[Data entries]

════

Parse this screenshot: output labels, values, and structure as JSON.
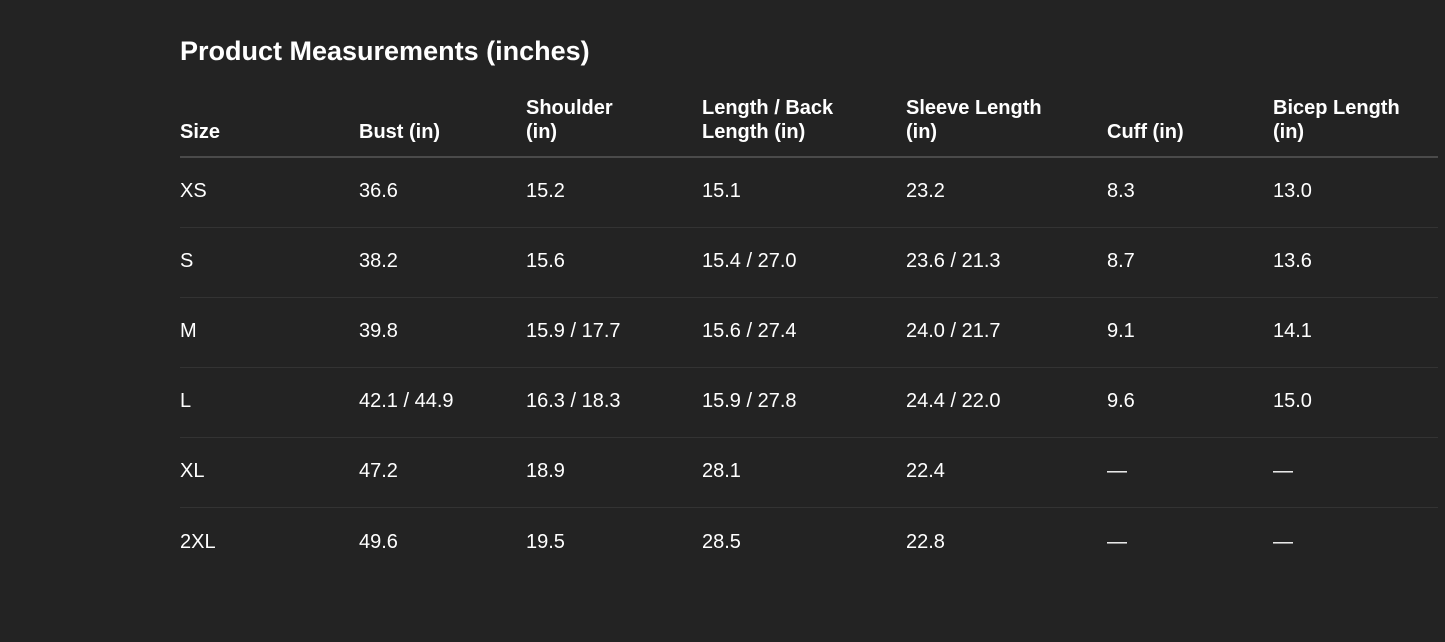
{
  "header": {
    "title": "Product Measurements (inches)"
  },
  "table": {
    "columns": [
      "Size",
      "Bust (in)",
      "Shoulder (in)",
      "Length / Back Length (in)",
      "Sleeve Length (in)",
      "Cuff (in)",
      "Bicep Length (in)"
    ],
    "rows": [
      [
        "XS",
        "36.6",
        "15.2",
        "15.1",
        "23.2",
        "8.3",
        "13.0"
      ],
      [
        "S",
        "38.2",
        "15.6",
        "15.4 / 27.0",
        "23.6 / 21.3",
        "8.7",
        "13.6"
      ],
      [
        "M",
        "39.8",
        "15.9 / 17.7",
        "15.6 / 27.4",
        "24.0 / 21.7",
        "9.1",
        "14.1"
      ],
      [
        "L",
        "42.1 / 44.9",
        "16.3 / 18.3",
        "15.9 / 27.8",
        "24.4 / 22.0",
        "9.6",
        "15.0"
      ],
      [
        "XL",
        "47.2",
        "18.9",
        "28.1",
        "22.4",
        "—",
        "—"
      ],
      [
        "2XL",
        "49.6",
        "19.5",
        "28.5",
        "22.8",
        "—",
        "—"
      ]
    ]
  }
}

════

Exercise: Copy, from the material, each line that holds the string "Length".

Written response:
      "Length / Back Length (in)",
      "Sleeve Length (in)",
      "Bicep Length (in)"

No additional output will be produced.